Supplied material:
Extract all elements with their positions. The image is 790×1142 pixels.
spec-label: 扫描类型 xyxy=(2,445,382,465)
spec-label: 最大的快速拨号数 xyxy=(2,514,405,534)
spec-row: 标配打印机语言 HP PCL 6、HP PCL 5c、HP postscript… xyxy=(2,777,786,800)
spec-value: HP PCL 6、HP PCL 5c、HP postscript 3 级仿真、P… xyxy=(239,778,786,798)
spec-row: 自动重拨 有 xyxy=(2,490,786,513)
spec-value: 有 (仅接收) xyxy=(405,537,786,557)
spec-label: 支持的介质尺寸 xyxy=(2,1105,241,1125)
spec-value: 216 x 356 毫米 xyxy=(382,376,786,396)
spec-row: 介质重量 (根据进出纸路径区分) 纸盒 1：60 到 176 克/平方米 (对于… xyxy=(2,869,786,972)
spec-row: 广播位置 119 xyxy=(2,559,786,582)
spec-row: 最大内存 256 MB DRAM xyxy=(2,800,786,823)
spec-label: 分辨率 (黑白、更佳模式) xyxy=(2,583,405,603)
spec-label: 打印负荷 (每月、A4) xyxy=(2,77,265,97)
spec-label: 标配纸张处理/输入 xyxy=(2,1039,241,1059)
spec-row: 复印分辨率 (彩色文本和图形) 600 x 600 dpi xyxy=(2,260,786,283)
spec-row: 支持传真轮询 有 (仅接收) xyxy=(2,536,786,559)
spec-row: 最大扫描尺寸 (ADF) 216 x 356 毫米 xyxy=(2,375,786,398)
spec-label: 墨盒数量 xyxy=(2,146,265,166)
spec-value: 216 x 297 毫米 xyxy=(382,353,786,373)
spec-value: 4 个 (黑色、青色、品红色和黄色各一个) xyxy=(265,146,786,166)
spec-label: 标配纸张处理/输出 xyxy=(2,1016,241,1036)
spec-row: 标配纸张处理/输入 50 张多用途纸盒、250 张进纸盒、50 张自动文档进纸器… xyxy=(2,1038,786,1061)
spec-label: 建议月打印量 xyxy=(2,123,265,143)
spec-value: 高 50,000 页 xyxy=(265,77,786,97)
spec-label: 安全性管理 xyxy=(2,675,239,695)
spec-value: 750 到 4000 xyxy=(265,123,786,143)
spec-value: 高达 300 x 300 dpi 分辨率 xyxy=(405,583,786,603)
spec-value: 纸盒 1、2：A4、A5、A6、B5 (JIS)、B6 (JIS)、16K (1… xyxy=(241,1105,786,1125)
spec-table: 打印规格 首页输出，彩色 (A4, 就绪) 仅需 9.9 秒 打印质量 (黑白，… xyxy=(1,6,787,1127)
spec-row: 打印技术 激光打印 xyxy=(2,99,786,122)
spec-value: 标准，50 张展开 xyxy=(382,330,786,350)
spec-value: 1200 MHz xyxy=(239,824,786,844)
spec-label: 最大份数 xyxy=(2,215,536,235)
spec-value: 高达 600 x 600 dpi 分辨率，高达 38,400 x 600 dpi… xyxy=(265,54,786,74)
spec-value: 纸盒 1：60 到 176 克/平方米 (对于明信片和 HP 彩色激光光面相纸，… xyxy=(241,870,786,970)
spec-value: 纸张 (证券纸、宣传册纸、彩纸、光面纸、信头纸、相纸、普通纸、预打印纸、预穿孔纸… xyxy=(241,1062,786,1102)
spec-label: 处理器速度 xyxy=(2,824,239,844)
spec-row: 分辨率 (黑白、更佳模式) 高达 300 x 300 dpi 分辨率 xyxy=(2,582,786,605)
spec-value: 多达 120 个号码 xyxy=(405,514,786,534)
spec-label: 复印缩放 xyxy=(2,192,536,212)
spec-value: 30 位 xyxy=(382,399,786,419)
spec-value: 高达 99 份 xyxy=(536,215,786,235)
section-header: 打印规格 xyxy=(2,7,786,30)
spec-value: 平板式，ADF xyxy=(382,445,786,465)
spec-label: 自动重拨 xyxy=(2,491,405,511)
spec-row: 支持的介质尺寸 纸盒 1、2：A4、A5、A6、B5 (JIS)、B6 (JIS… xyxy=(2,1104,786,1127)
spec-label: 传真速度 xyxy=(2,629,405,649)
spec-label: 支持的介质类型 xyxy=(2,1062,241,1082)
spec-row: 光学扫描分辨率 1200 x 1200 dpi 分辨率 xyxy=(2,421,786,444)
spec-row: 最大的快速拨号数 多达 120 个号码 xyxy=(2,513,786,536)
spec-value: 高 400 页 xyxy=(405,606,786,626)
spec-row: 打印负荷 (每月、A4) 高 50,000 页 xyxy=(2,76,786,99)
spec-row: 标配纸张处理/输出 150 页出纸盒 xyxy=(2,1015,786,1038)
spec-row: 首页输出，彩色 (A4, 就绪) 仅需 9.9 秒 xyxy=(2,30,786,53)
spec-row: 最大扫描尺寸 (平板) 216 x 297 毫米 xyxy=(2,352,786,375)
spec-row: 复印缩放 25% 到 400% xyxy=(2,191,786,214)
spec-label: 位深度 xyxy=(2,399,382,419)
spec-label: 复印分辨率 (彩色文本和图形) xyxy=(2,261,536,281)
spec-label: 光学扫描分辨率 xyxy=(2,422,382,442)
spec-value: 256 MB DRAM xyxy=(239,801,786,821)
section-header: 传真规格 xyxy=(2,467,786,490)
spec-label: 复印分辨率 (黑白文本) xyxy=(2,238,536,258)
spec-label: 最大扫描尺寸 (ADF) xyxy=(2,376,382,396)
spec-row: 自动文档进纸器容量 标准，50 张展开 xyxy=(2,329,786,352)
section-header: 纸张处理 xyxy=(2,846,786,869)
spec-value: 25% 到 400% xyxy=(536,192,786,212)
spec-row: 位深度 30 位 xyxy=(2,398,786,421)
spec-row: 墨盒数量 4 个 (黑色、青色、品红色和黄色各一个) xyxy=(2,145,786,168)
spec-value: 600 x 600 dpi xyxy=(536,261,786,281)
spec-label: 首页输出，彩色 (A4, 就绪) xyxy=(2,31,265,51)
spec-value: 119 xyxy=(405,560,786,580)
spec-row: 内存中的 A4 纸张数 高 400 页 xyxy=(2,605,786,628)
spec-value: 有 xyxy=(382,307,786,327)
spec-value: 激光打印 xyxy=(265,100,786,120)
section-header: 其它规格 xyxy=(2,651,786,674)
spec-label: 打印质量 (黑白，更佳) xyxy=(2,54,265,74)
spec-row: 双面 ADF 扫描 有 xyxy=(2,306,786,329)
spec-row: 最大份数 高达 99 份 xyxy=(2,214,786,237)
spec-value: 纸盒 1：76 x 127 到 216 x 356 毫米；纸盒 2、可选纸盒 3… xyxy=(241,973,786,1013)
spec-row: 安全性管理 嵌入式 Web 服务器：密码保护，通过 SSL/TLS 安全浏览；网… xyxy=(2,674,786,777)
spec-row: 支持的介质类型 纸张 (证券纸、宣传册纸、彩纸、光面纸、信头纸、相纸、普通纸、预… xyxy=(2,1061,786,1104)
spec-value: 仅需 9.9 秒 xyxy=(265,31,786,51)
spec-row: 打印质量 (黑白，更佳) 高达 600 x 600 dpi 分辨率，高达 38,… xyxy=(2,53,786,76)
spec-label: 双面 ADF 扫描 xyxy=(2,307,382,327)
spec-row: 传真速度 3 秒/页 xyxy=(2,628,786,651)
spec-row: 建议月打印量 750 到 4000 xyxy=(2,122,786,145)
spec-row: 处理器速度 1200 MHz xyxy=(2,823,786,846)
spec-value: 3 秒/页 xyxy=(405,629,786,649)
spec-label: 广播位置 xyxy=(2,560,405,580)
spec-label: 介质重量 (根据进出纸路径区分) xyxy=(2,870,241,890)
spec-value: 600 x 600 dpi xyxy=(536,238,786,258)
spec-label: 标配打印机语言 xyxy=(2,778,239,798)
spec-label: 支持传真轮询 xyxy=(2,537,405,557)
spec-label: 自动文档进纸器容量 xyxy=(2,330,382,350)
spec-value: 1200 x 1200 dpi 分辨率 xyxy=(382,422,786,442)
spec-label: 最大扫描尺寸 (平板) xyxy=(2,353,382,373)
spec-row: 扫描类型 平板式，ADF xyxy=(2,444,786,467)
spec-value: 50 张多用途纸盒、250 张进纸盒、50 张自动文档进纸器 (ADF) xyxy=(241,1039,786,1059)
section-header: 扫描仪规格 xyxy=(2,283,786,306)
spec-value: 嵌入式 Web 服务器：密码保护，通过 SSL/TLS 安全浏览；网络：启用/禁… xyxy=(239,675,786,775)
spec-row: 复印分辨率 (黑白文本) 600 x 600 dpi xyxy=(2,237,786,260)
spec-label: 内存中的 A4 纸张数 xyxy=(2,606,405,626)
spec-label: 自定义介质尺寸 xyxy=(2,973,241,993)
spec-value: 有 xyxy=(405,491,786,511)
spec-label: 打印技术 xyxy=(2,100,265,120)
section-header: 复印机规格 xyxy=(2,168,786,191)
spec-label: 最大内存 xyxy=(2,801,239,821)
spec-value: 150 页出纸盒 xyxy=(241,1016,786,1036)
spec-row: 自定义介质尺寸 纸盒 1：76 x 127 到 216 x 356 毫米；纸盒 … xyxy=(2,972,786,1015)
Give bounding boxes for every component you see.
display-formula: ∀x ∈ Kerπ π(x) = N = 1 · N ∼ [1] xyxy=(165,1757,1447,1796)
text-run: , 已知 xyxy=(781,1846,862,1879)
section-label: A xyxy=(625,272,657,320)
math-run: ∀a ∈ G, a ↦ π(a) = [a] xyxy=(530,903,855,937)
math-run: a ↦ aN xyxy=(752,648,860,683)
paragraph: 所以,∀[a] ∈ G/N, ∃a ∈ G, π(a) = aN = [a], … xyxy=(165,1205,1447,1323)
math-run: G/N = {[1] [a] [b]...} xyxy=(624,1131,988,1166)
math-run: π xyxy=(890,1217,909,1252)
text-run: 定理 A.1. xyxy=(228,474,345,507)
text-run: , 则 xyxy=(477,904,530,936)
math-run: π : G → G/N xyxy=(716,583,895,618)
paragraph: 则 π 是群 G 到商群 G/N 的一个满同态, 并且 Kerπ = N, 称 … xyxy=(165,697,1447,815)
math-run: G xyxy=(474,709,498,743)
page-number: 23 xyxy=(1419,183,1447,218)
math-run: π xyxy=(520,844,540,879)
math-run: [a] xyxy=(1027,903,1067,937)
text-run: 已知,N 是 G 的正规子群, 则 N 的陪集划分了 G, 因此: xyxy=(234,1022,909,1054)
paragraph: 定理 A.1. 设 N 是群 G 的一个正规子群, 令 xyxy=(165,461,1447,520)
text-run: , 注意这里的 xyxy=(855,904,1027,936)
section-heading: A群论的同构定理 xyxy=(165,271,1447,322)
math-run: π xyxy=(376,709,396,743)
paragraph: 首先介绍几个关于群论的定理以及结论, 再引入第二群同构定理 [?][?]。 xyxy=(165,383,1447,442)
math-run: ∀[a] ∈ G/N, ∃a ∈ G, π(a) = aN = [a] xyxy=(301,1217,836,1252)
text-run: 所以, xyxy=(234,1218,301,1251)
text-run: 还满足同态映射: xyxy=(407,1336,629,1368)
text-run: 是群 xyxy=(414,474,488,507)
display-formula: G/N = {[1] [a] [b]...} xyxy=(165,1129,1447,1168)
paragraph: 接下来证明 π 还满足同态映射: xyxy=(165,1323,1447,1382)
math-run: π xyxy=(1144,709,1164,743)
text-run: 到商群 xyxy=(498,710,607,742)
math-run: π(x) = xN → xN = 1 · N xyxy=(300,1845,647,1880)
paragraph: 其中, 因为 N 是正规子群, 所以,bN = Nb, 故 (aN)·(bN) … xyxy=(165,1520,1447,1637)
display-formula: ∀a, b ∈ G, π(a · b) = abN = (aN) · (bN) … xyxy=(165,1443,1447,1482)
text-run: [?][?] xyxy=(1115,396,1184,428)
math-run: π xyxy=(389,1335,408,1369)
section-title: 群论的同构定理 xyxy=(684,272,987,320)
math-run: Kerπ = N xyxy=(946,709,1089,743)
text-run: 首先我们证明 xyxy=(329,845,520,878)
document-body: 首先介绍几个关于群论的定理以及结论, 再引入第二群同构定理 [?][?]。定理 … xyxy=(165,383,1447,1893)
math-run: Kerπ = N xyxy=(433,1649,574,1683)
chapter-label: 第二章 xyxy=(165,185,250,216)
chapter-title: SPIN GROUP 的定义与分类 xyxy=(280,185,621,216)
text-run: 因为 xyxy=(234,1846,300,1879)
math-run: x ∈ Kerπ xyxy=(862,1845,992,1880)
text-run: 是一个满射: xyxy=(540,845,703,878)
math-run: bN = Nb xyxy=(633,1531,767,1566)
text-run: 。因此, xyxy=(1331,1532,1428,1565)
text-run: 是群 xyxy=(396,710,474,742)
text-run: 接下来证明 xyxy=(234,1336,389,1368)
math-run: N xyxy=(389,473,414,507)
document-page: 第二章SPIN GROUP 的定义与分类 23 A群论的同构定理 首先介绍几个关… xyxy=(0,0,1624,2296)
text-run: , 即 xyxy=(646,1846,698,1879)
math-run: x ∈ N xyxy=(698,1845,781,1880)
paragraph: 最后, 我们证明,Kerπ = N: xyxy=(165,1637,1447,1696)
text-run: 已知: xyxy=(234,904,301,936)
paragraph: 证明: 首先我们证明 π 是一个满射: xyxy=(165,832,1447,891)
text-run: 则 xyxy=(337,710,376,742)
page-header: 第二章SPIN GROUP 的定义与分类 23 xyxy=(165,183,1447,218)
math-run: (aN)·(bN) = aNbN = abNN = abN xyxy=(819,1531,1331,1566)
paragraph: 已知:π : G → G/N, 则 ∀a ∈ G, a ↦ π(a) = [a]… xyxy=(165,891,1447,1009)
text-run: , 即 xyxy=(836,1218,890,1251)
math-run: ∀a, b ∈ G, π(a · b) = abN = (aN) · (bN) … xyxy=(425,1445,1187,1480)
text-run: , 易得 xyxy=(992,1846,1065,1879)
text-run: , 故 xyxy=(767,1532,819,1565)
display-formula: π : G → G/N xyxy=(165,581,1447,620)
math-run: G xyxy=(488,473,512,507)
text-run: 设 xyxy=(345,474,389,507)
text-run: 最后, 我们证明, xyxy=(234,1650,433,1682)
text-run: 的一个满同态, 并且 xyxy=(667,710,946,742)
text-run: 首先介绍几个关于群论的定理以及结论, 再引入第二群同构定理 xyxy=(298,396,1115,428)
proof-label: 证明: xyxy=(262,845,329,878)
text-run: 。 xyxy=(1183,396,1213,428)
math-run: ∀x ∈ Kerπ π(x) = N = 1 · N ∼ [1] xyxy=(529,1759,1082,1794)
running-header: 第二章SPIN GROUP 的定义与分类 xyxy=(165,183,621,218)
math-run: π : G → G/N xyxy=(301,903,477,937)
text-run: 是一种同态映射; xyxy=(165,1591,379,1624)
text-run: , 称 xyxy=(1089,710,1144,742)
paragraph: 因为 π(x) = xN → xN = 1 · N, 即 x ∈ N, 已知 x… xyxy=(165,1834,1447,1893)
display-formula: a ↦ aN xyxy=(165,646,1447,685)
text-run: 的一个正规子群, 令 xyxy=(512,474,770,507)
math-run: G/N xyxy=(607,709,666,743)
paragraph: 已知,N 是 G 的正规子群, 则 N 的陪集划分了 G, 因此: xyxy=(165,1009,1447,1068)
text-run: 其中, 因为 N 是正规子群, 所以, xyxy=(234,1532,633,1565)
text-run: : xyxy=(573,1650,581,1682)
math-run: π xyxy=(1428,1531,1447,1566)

Aim: Copy the data word for word, beginning with its first line and ending after the line that contains "spec-value: 216 x 356".

Worked solution:
Extract all elements with their positions. The image is 790×1142 pixels.
spec-label: 扫描类型 xyxy=(2,445,382,465)
spec-label: 最大的快速拨号数 xyxy=(2,514,405,534)
spec-row: 标配打印机语言 HP PCL 6、HP PCL 5c、HP postscript… xyxy=(2,777,786,800)
spec-value: HP PCL 6、HP PCL 5c、HP postscript 3 级仿真、P… xyxy=(239,778,786,798)
spec-row: 自动重拨 有 xyxy=(2,490,786,513)
spec-value: 有 (仅接收) xyxy=(405,537,786,557)
spec-label: 支持的介质尺寸 xyxy=(2,1105,241,1125)
spec-value: 216 x 356 毫米 xyxy=(382,376,786,396)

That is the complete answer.